* [What is expected]
Go through each line of the records below and count those with the word "Brazil". Give only the count.

..........

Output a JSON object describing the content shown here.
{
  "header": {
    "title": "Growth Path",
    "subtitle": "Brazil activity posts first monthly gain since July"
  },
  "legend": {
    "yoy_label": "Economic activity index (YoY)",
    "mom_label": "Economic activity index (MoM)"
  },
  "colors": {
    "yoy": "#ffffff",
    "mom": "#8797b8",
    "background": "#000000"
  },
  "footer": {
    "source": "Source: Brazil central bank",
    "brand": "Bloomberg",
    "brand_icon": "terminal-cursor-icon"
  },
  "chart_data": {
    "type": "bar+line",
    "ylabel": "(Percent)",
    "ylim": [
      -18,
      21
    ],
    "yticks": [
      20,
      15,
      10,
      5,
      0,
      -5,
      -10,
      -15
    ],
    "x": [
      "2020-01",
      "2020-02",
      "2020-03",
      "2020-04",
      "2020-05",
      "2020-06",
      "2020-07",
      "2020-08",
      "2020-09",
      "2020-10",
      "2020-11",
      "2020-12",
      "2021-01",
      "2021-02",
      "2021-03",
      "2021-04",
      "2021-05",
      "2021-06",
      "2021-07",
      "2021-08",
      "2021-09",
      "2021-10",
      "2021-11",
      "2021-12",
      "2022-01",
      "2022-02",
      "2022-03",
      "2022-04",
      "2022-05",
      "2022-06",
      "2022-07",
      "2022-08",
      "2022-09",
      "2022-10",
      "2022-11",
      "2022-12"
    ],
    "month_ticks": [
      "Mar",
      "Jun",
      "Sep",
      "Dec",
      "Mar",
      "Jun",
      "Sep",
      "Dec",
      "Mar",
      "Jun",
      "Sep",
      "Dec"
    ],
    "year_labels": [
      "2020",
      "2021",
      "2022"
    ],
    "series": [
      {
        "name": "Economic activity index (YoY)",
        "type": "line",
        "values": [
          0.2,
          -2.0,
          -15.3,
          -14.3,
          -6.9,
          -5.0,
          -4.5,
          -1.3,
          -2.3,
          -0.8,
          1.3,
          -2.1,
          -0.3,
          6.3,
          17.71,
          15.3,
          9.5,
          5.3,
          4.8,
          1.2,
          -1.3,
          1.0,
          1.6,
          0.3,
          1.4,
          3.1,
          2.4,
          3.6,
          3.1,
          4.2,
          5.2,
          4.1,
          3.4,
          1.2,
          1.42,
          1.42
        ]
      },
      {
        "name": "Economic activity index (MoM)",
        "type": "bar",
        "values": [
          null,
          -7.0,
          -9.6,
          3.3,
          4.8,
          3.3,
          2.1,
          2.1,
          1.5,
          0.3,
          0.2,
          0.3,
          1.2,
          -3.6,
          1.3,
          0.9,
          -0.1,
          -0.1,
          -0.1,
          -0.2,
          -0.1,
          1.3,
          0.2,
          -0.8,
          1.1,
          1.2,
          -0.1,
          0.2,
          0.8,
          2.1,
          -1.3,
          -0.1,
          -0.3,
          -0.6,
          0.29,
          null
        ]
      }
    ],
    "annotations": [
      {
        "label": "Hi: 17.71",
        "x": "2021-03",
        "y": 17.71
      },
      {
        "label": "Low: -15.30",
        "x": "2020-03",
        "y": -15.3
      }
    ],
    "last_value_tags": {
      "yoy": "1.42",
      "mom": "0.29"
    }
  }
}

..........

* [Task output]
2